* BEGIN LISTED ENTRIES *
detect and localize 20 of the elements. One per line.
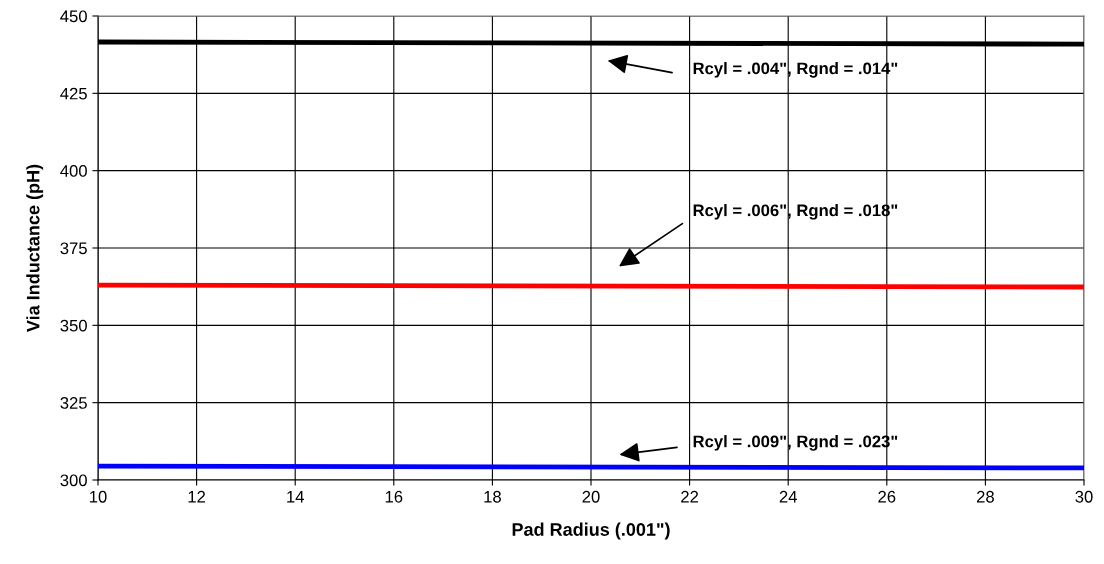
y-tick-label: 425: [60, 87, 87, 100]
y-tick-label: 350: [60, 319, 87, 332]
x-tick-label: 26: [878, 490, 896, 503]
x-tick-label: 10: [90, 490, 107, 503]
y-tick-label: 375: [60, 242, 87, 255]
x-tick-label: 28: [976, 490, 994, 503]
x-tick-label: 24: [779, 490, 797, 503]
x-tick-label: 14: [287, 491, 304, 503]
y-tick-label: 400: [60, 165, 87, 177]
x-tick-label: 18: [484, 490, 501, 503]
x-tick-label: 30: [1075, 490, 1093, 503]
x-tick-label: 20: [582, 490, 600, 503]
y-tick-label: 450: [60, 10, 87, 23]
y-tick-label: 300: [60, 474, 87, 487]
y-axis-title: Via Inductance (pH): [26, 164, 44, 332]
x-axis-title: Pad Radius (.001"): [512, 522, 670, 540]
y-tick-label: 325: [60, 397, 87, 409]
x-tick-label: 22: [681, 490, 699, 503]
x-tick-label: 16: [385, 490, 403, 503]
x-tick-label: 12: [188, 490, 206, 503]
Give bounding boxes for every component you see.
* END LISTED ENTRIES *
WHAT IS NEEDED:
Repeat the entries above verbatim, omitting the pictures.

SOLUTION TO THE EXERCISE:
detect and localize 20 of the elements. One per line.
y-tick-label: 425: [60, 87, 87, 100]
y-tick-label: 350: [60, 319, 87, 332]
x-tick-label: 26: [878, 490, 896, 503]
x-tick-label: 10: [90, 490, 107, 503]
y-tick-label: 375: [60, 242, 87, 255]
x-tick-label: 28: [976, 490, 994, 503]
x-tick-label: 24: [779, 490, 797, 503]
x-tick-label: 14: [287, 491, 304, 503]
y-tick-label: 400: [60, 165, 87, 177]
x-tick-label: 18: [484, 490, 501, 503]
x-tick-label: 30: [1075, 490, 1093, 503]
x-tick-label: 20: [582, 490, 600, 503]
y-tick-label: 450: [60, 10, 87, 23]
y-tick-label: 300: [60, 474, 87, 487]
y-axis-title: Via Inductance (pH): [26, 164, 44, 332]
x-axis-title: Pad Radius (.001"): [512, 522, 670, 540]
y-tick-label: 325: [60, 397, 87, 409]
x-tick-label: 22: [681, 490, 699, 503]
x-tick-label: 16: [385, 490, 403, 503]
x-tick-label: 12: [188, 490, 206, 503]
Give bounding boxes for every component you see.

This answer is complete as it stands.